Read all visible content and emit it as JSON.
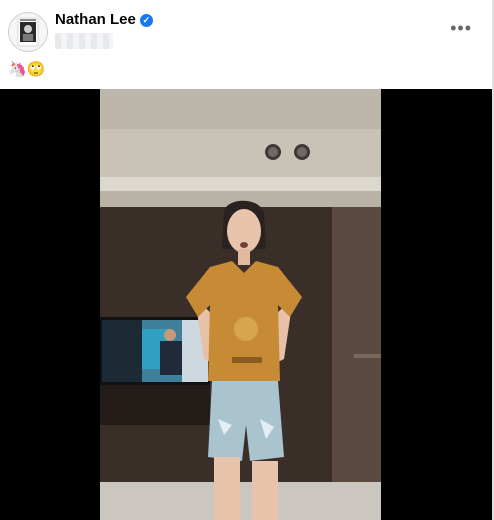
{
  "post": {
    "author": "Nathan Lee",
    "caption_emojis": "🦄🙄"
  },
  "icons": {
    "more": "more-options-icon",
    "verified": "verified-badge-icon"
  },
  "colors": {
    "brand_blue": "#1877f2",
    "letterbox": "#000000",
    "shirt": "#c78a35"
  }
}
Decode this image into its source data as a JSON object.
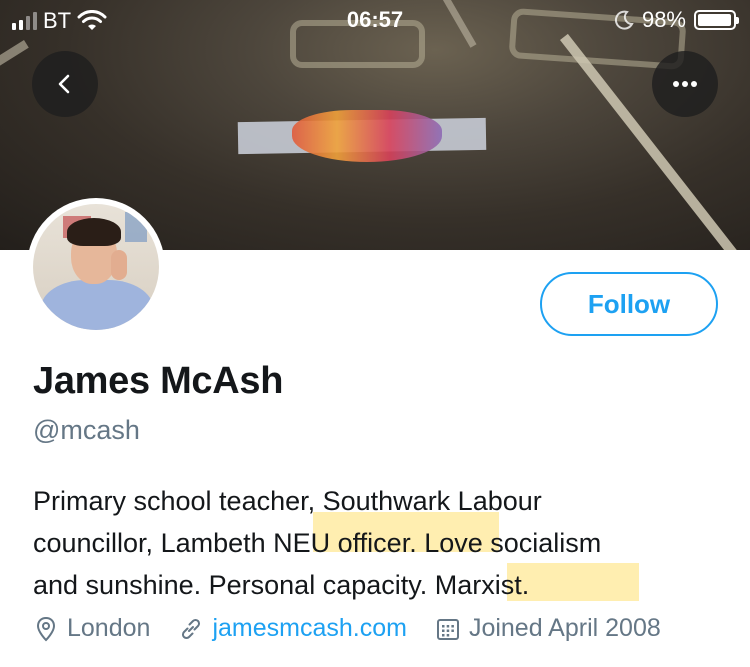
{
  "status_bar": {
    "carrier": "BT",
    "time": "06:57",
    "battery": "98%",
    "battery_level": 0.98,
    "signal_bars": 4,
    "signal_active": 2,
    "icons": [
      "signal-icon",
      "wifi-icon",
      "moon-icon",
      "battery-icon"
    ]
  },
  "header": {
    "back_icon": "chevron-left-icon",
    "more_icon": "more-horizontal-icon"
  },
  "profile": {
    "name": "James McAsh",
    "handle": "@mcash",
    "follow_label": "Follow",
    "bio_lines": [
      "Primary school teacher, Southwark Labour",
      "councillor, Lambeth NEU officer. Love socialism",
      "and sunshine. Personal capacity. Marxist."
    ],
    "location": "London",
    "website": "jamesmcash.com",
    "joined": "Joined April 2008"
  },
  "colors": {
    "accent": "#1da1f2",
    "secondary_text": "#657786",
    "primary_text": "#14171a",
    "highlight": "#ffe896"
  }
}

####################

The problem>
Write the records out again in full, exactly, and skip every picture.

Exercise output>
Read all visible content and emit it as JSON.
{
  "post": {
    "author": "Nathan Lee",
    "caption_emojis": "🦄🙄"
  },
  "icons": {
    "more": "more-options-icon",
    "verified": "verified-badge-icon"
  },
  "colors": {
    "brand_blue": "#1877f2",
    "letterbox": "#000000",
    "shirt": "#c78a35"
  }
}
Decode this image into its source data as a JSON object.
{
  "status_bar": {
    "carrier": "BT",
    "time": "06:57",
    "battery": "98%",
    "battery_level": 0.98,
    "signal_bars": 4,
    "signal_active": 2,
    "icons": [
      "signal-icon",
      "wifi-icon",
      "moon-icon",
      "battery-icon"
    ]
  },
  "header": {
    "back_icon": "chevron-left-icon",
    "more_icon": "more-horizontal-icon"
  },
  "profile": {
    "name": "James McAsh",
    "handle": "@mcash",
    "follow_label": "Follow",
    "bio_lines": [
      "Primary school teacher, Southwark Labour",
      "councillor, Lambeth NEU officer. Love socialism",
      "and sunshine. Personal capacity. Marxist."
    ],
    "location": "London",
    "website": "jamesmcash.com",
    "joined": "Joined April 2008"
  },
  "colors": {
    "accent": "#1da1f2",
    "secondary_text": "#657786",
    "primary_text": "#14171a",
    "highlight": "#ffe896"
  }
}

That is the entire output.